* [EXTRACTED DATA]:
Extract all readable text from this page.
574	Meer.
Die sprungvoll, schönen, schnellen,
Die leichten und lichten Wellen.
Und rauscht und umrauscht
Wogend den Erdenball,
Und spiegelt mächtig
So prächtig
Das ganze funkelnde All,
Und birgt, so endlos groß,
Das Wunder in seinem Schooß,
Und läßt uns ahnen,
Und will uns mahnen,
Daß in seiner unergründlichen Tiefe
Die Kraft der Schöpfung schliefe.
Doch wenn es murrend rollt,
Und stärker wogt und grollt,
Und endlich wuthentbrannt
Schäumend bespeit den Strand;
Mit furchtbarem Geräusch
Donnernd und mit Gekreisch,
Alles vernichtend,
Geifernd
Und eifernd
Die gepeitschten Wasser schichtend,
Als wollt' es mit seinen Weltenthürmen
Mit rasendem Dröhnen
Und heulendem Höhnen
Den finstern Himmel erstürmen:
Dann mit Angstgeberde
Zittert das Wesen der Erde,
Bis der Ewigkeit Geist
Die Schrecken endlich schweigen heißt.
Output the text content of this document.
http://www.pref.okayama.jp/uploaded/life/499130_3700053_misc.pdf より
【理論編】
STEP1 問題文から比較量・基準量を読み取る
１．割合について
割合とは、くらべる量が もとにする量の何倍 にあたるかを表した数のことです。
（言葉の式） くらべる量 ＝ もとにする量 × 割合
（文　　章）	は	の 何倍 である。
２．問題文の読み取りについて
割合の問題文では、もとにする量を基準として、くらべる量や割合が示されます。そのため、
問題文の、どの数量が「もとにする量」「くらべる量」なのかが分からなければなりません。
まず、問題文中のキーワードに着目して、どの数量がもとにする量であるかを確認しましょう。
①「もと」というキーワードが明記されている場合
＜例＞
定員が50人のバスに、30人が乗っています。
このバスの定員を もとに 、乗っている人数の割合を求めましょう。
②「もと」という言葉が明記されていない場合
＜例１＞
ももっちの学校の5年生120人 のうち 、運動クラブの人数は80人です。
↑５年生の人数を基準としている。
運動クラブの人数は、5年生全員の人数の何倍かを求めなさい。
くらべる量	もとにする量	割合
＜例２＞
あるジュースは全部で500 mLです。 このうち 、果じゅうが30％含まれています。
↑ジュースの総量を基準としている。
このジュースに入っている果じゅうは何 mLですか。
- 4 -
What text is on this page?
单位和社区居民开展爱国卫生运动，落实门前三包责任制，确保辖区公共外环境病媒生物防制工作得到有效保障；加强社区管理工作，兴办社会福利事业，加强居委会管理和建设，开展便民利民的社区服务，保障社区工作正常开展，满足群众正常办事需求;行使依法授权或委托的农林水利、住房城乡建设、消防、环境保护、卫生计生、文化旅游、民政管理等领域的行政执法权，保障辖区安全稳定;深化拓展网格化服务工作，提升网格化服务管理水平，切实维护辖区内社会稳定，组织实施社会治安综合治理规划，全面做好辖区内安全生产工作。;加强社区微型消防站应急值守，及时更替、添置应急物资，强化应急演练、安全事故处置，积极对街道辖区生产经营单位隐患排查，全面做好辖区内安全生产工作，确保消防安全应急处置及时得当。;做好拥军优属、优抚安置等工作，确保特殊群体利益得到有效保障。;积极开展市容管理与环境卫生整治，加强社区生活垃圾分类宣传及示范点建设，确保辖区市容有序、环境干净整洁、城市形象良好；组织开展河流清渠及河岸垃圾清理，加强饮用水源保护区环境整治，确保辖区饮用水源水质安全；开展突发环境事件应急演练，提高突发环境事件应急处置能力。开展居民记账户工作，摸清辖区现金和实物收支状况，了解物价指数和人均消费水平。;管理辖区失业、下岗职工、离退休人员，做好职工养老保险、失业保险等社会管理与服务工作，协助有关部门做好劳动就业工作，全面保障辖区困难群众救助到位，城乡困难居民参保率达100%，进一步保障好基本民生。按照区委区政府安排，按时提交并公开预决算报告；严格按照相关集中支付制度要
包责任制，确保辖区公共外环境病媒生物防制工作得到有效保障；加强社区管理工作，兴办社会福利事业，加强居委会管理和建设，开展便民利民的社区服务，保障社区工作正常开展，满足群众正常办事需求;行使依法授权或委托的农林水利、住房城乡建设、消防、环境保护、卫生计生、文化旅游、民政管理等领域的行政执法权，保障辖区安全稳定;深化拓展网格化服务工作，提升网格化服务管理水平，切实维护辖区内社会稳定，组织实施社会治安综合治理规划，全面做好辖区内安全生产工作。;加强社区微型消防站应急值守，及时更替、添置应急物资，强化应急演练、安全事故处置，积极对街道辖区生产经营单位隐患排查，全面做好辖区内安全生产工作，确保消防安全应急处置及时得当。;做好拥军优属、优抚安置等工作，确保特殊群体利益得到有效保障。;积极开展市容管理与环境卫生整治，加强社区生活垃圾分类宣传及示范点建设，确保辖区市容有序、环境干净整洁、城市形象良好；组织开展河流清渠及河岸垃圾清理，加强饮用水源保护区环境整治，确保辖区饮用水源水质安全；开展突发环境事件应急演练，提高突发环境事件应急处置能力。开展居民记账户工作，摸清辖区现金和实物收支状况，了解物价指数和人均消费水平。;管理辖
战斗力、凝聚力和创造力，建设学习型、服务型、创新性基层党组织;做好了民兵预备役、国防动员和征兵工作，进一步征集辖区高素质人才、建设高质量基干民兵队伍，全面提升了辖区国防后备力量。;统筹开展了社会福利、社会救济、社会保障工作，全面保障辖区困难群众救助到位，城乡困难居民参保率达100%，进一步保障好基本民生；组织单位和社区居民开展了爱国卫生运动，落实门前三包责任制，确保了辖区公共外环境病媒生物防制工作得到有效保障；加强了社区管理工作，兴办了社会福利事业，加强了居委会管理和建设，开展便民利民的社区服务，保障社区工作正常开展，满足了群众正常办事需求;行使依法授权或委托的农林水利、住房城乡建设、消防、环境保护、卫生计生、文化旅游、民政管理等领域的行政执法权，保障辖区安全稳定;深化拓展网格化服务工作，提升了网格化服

* [WHAT THE EXERCISE ASKS]:
In the records above, find each line holding "切实维护辖区内社会稳定" and copy it.

* [RESULT FOR THIS EXERCISE]:
单位和社区居民开展爱国卫生运动，落实门前三包责任制，确保辖区公共外环境病媒生物防制工作得到有效保障；加强社区管理工作，兴办社会福利事业，加强居委会管理和建设，开展便民利民的社区服务，保障社区工作正常开展，满足群众正常办事需求;行使依法授权或委托的农林水利、住房城乡建设、消防、环境保护、卫生计生、文化旅游、民政管理等领域的行政执法权，保障辖区安全稳定;深化拓展网格化服务工作，提升网格化服务管理水平，切实维护辖区内社会稳定，组织实施社会治安综合治理规划，全面做好辖区内安全生产工作。;加强社区微型消防站应急值守，及时更替、添置应急物资，强化应急演练、安全事故处置，积极对街道辖区生产经营单位隐患排查，全面做好辖区内安全生产工作，确保消防安全应急处置及时得当。;做好拥军优属、优抚安置等工作，确保特殊群体利益得到有效保障。;积极开展市容管理与环境卫生整治，加强社区生活垃圾分类宣传及示范点建设，确保辖区市容有序、环境干净整洁、城市形象良好；组织开展河流清渠及河岸垃圾清理，加强饮用水源保护区环境整治，确保辖区饮用水源水质安全；开展突发环境事件应急演练，提高突发环境事件应急处置能力。开展居民记账户工作，摸清辖区现金和实物收支状况，了解物价指数和人均消费水平。;管理辖区失业、下岗职工、离退休人员，做好职工养老保险、失业保险等社会管理与服务工作，协助有关部门做好劳动就业工作，全面保障辖区困难群众救助到位，城乡困难居民参保率达100%，进一步保障好基本民生。按照区委区政府安排，按时提交并公开预决算报告；严格按照相关集中支付制度要
包责任制，确保辖区公共外环境病媒生物防制工作得到有效保障；加强社区管理工作，兴办社会福利事业，加强居委会管理和建设，开展便民利民的社区服务，保障社区工作正常开展，满足群众正常办事需求;行使依法授权或委托的农林水利、住房城乡建设、消防、环境保护、卫生计生、文化旅游、民政管理等领域的行政执法权，保障辖区安全稳定;深化拓展网格化服务工作，提升网格化服务管理水平，切实维护辖区内社会稳定，组织实施社会治安综合治理规划，全面做好辖区内安全生产工作。;加强社区微型消防站应急值守，及时更替、添置应急物资，强化应急演练、安全事故处置，积极对街道辖区生产经营单位隐患排查，全面做好辖区内安全生产工作，确保消防安全应急处置及时得当。;做好拥军优属、优抚安置等工作，确保特殊群体利益得到有效保障。;积极开展市容管理与环境卫生整治，加强社区生活垃圾分类宣传及示范点建设，确保辖区市容有序、环境干净整洁、城市形象良好；组织开展河流清渠及河岸垃圾清理，加强饮用水源保护区环境整治，确保辖区饮用水源水质安全；开展突发环境事件应急演练，提高突发环境事件应急处置能力。开展居民记账户工作，摸清辖区现金和实物收支状况，了解物价指数和人均消费水平。;管理辖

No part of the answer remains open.